- WRITTEN INSTRUCTION
Answer with one number: how many lines hold the string "Realistic".

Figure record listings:
┄┄┄┄┄┄┄┄┄┄┄┄┄┄┄┄┄┄┄┄

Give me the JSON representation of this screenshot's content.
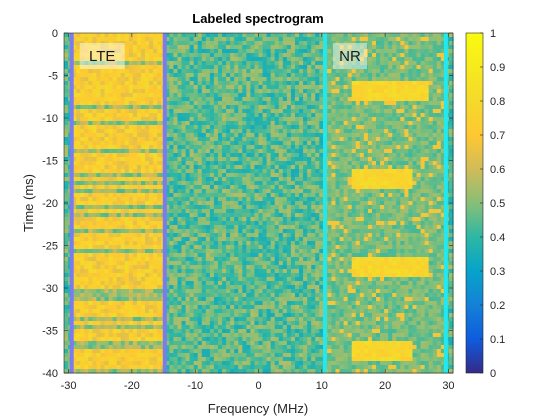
{
  "chart_data": {
    "type": "heatmap",
    "title": "Labeled spectrogram",
    "xlabel": "Frequency (MHz)",
    "ylabel": "Time (ms)",
    "xlim": [
      -30.72,
      30.72
    ],
    "ylim": [
      -40,
      0
    ],
    "xticks": [
      -30,
      -20,
      -10,
      0,
      10,
      20,
      30
    ],
    "yticks": [
      0,
      -5,
      -10,
      -15,
      -20,
      -25,
      -30,
      -35,
      -40
    ],
    "colorbar": {
      "clim": [
        0,
        1
      ],
      "ticks": [
        0,
        0.1,
        0.2,
        0.3,
        0.4,
        0.5,
        0.6,
        0.7,
        0.8,
        0.9,
        1
      ],
      "colormap": "parula"
    },
    "background_level": 0.45,
    "grid": false,
    "regions": [
      {
        "label": "LTE",
        "freq_range_mhz": [
          -29.5,
          -14.8
        ],
        "time_range_ms": [
          0,
          -40
        ],
        "border_color": "#7b7bf0",
        "level": 0.72,
        "label_position": "top-left"
      },
      {
        "label": "NR",
        "freq_range_mhz": [
          10.5,
          29.6
        ],
        "time_range_ms": [
          0,
          -40
        ],
        "border_color": "#22e8f0",
        "level": 0.48,
        "label_position": "top-left",
        "bursts": [
          {
            "time_ms": [
              -5.8,
              -8.2
            ],
            "freq_mhz": [
              15,
              27
            ],
            "level": 0.78
          },
          {
            "time_ms": [
              -16.2,
              -18.4
            ],
            "freq_mhz": [
              15,
              24
            ],
            "level": 0.78
          },
          {
            "time_ms": [
              -26.3,
              -28.6
            ],
            "freq_mhz": [
              15,
              27
            ],
            "level": 0.78
          },
          {
            "time_ms": [
              -36.2,
              -38.4
            ],
            "freq_mhz": [
              15,
              24
            ],
            "level": 0.78
          }
        ]
      }
    ]
  }
}
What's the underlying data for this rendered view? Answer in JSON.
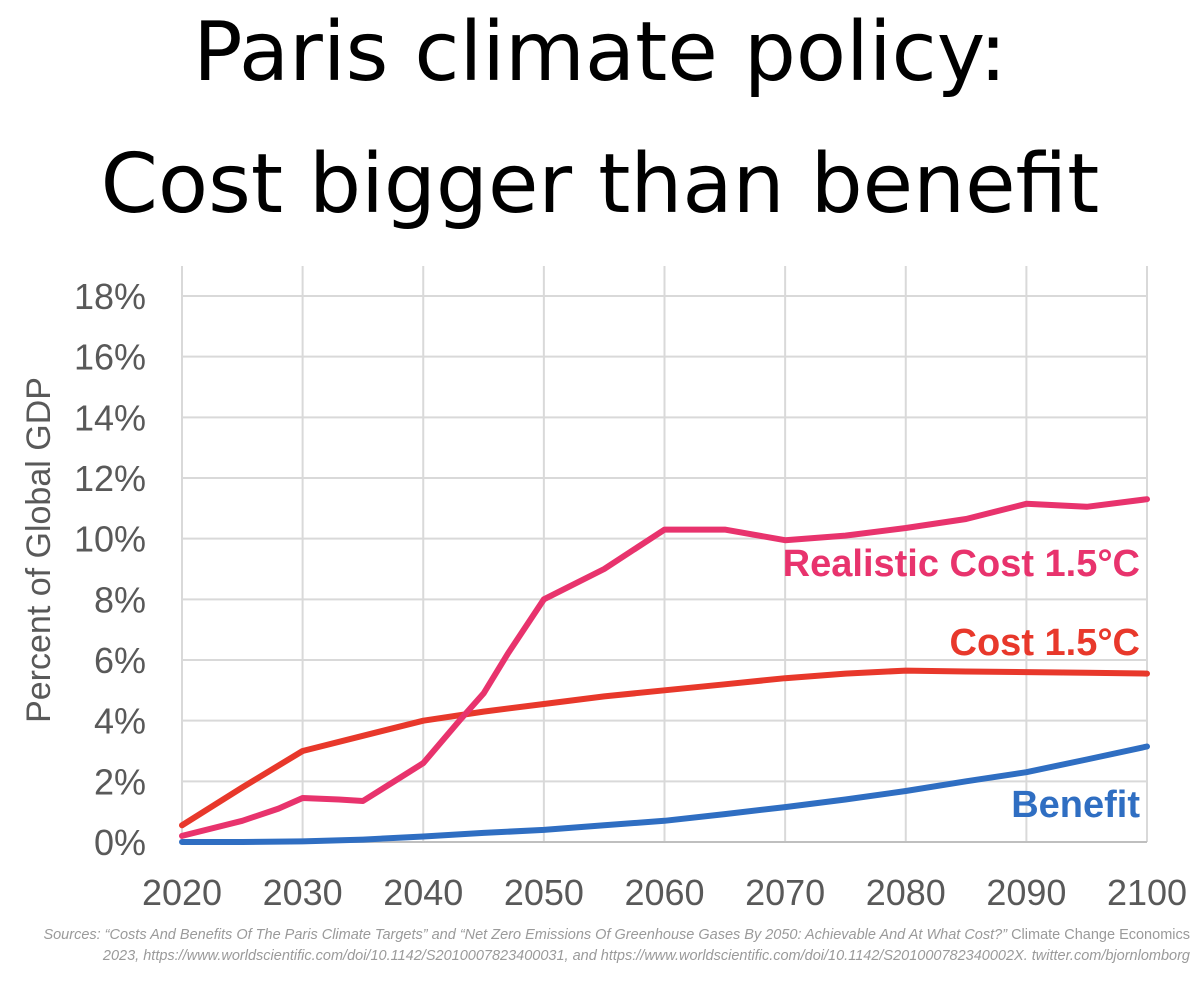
{
  "title": {
    "line1": "Paris climate policy:",
    "line2": "Cost bigger than benefit"
  },
  "chart_data": {
    "type": "line",
    "title": "Paris climate policy: Cost bigger than benefit",
    "xlabel": "",
    "ylabel": "Percent of Global GDP",
    "xlim": [
      2020,
      2100
    ],
    "ylim": [
      0,
      18
    ],
    "x_ticks": [
      2020,
      2030,
      2040,
      2050,
      2060,
      2070,
      2080,
      2090,
      2100
    ],
    "y_ticks": [
      0,
      2,
      4,
      6,
      8,
      10,
      12,
      14,
      16,
      18
    ],
    "y_tick_labels": [
      "0%",
      "2%",
      "4%",
      "6%",
      "8%",
      "10%",
      "12%",
      "14%",
      "16%",
      "18%"
    ],
    "grid": true,
    "series": [
      {
        "name": "Realistic Cost 1.5°C",
        "label": "Realistic Cost 1.5°C",
        "color": "#E8336D",
        "x": [
          2020,
          2025,
          2028,
          2030,
          2033,
          2035,
          2038,
          2040,
          2043,
          2045,
          2047,
          2050,
          2052,
          2055,
          2060,
          2063,
          2065,
          2070,
          2075,
          2080,
          2085,
          2090,
          2095,
          2100
        ],
        "values": [
          0.2,
          0.7,
          1.1,
          1.45,
          1.4,
          1.35,
          2.1,
          2.6,
          4.0,
          4.9,
          6.2,
          8.0,
          8.4,
          9.0,
          10.3,
          10.3,
          10.3,
          9.95,
          10.1,
          10.35,
          10.65,
          11.15,
          11.05,
          11.3
        ]
      },
      {
        "name": "Cost 1.5°C",
        "label": "Cost 1.5°C",
        "color": "#E8382B",
        "x": [
          2020,
          2025,
          2030,
          2035,
          2040,
          2045,
          2050,
          2055,
          2060,
          2065,
          2070,
          2075,
          2080,
          2085,
          2090,
          2095,
          2100
        ],
        "values": [
          0.55,
          1.8,
          3.0,
          3.5,
          4.0,
          4.3,
          4.55,
          4.8,
          5.0,
          5.2,
          5.4,
          5.55,
          5.65,
          5.62,
          5.6,
          5.58,
          5.55
        ]
      },
      {
        "name": "Benefit",
        "label": "Benefit",
        "color": "#2F6EC2",
        "x": [
          2020,
          2025,
          2030,
          2035,
          2040,
          2045,
          2050,
          2055,
          2060,
          2065,
          2070,
          2075,
          2080,
          2085,
          2090,
          2095,
          2100
        ],
        "values": [
          0.0,
          0.0,
          0.02,
          0.08,
          0.18,
          0.3,
          0.4,
          0.55,
          0.7,
          0.92,
          1.15,
          1.4,
          1.68,
          2.0,
          2.3,
          2.72,
          3.15
        ]
      }
    ]
  },
  "sources": {
    "part1": "Sources: “Costs And Benefits Of The Paris Climate Targets” and “Net Zero Emissions Of Greenhouse Gases By 2050: Achievable And At What Cost?”",
    "part2": " Climate Change Economics ",
    "part3": "2023, https://www.worldscientific.com/doi/10.1142/S2010007823400031, and https://www.worldscientific.com/doi/10.1142/S201000782340002X. twitter.com/bjornlomborg"
  }
}
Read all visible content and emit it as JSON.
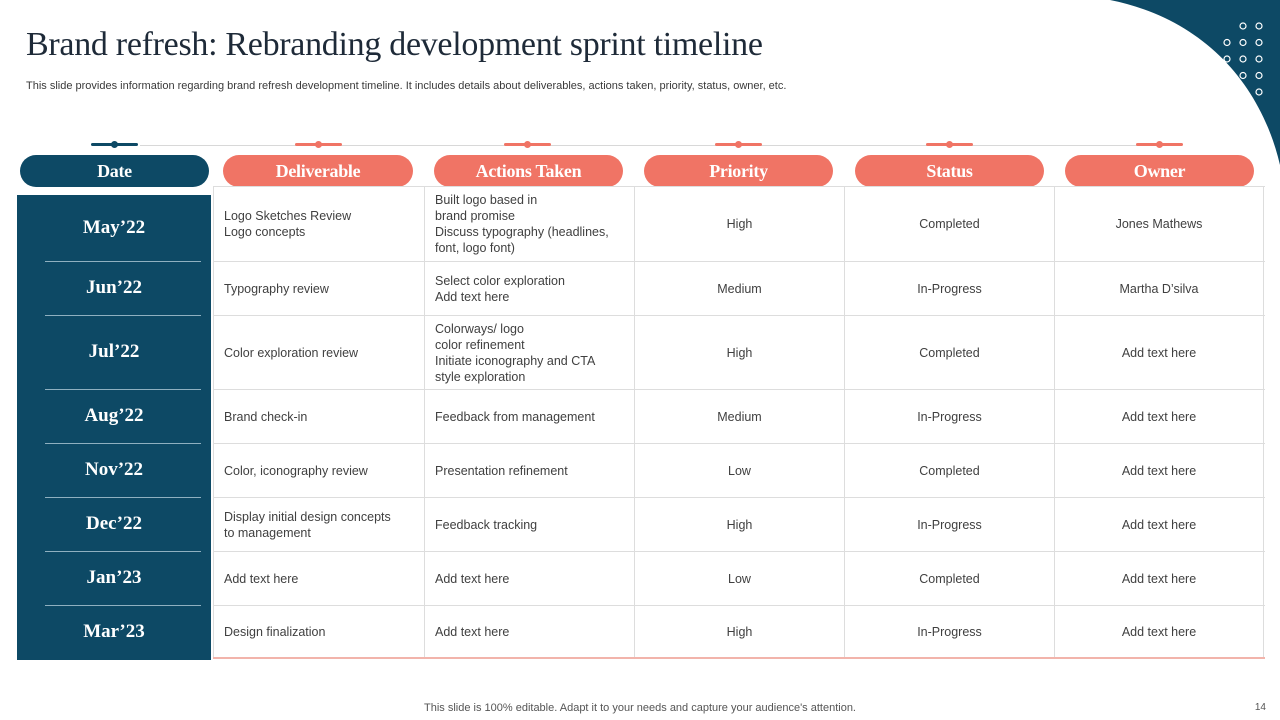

┄┄┄┄┄┄┄┄┄┄┄┄┄┄┄┄┄┄┄┄

- FULL ANSWER
2